(SHORT PROBLEM A) How many points is Question 1 worth in the blockchain exam excerpt?
(SHORT PROBLEM B) Please continue the blockchain exam excerpt, writing what follows its final sentence.

(PAGE EXCERPT)
· · ·
Signature: _________________________
• This exam contains 6 questions, totaling 100 points.
• You must complete the exam within the allotted time.
• Please answer on Gradescope (D5GKRX).
• Be concise in your answers.
Question 1. (18 points) Macro Questions.
A) → Briefly explain why Rollup systems store all transactions on-chain? What would happen if transaction data were lost and there was no backup elsewhere?
B) → Consider the following Solidity code:
pragma solidity ^0.8.0;
contract ERC20 is IERC20 {
mapping(address => uint256) private _balances;
event Transfer(address indexed from, address indexed to, uint256 value); function _transfer(address sender, address recipient, uint256 amount) { emit Transfer(sender, recipient, amount);
}}
Suppose this code is deployed in two contracts: one at address X and another at address Y. Which of the following options can read the state of _balances in contract X? Circle the correct answer(s) (one or more).
A Code inside the _transfer() function in contract ERC20 at address X
B Code inside the _transfer() function in contract ERC20 at address Y
C An end user using etherscan.io
C) → Continuing from the previous question, which of the following options can read the emitted log entry Transfer when the function _transfer() is invoked? Please circle the correct answer.
A Code in a getBalance() function defined in the ERC20 contract at address X
B Code in a getBalance() function defined in the ERC20 contract at address Y
C An end user using etherscan.io
D) → When two Ethereum transactions tx1 and tx2 are submitted simultaneously, setting the maxPriorityFee of tx1 to y and that of tx2 to 2y, must tx2 be executed before tx1 on-chain? Provide your answer and reasoning. You may assume that both tx1 and tx2 have maxFee greater than baseFee + maxPriorityFee.
· · ·
(INFORMATION PROVIDED)
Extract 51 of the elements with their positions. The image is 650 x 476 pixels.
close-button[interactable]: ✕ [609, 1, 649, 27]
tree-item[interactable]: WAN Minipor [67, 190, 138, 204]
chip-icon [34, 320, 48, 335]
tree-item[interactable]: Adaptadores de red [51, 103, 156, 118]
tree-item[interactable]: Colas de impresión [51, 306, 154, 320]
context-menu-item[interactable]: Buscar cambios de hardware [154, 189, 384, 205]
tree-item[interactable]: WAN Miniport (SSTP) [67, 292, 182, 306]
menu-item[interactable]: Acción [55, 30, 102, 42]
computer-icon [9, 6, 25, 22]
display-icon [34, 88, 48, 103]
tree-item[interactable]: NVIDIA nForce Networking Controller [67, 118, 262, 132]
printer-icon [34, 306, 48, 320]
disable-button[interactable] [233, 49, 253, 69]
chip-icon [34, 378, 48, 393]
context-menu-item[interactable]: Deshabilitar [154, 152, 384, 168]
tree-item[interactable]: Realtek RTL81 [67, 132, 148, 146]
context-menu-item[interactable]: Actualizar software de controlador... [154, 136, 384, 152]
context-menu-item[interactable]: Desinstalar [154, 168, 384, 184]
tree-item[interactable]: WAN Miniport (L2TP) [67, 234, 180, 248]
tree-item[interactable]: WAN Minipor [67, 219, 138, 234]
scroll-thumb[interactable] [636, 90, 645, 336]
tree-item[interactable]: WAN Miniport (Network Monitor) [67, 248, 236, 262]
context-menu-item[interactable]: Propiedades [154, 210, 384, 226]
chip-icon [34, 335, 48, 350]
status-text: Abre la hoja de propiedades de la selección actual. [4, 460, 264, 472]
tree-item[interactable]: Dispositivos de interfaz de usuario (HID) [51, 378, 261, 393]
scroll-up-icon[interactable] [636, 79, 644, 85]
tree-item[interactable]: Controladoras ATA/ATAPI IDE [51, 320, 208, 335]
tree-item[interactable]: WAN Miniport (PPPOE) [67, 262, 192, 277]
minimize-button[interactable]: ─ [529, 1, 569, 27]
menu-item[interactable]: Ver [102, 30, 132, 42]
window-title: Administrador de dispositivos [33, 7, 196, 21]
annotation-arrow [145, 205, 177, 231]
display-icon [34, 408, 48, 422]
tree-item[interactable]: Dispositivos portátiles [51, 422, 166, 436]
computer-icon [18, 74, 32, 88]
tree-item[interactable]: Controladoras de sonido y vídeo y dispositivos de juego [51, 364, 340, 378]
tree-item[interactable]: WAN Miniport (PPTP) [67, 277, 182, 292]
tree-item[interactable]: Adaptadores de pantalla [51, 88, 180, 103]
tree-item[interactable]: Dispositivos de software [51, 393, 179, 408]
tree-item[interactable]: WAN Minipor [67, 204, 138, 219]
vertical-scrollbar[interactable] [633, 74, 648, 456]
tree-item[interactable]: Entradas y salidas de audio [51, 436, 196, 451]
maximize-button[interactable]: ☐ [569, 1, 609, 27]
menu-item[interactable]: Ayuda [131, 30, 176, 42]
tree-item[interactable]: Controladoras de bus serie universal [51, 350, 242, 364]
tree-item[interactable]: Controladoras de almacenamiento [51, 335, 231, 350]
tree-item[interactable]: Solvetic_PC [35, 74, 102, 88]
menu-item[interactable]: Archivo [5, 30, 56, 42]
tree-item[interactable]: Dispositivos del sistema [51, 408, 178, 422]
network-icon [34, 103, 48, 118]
· · ·
(TASK ANSWER A) 18 points.

(TASK ANSWER B)
E) → Alice wants to buy a car from dealer Bob. She sends 1 Bitcoin to Bob’s Bitcoin address. Bob waits for a transaction where: 1) an input comes from Alice’s address, and 2) one of the outputs is a UTXO bound to Bob’s address worth 1 BTC. As soon as Bob sees this transaction on the Bitcoin blockchain, he gives Alice the keys, and Alice drives away with the car. Is this safe? Can Alice get the car for free? If so, explain how. If not, explain what Bob should do to ensure he gets paid.
F) → Alice owns a brand-new Tesla model Y. Can she currently use it as collateral to take out a loan on the Compound system (without selling it)? If yes, explain how. If not, explain why not.
Question 2. (20 points) Byzantine broadcast.
Suppose there are n parties, with n > 3, and one party is designated as the sender. The sender has a bit b ∈ {0,1}. A broadcast protocol involves parties sending messages to each other, and eventually every party outputs some bit bi, where i can be 1,...,n or 0.
• We say the protocol satisfies consistency if for any two honest parties, if one outputs b and the other outputs b', then b = b'.
• We say the protocol is valid if when the sender is honest, all honest parties output the sender’s input bit b.
• We say the protocol is universal if whenever one honest party outputs a bit, then eventually all honest parties output a bit.
A reliable broadcast protocol (RBC) is a broadcast protocol satisfying these three properties. We assume a public key infrastructure (PKI) exists, meaning each party has a secret signing key and all parties know each other's correct public verification keys.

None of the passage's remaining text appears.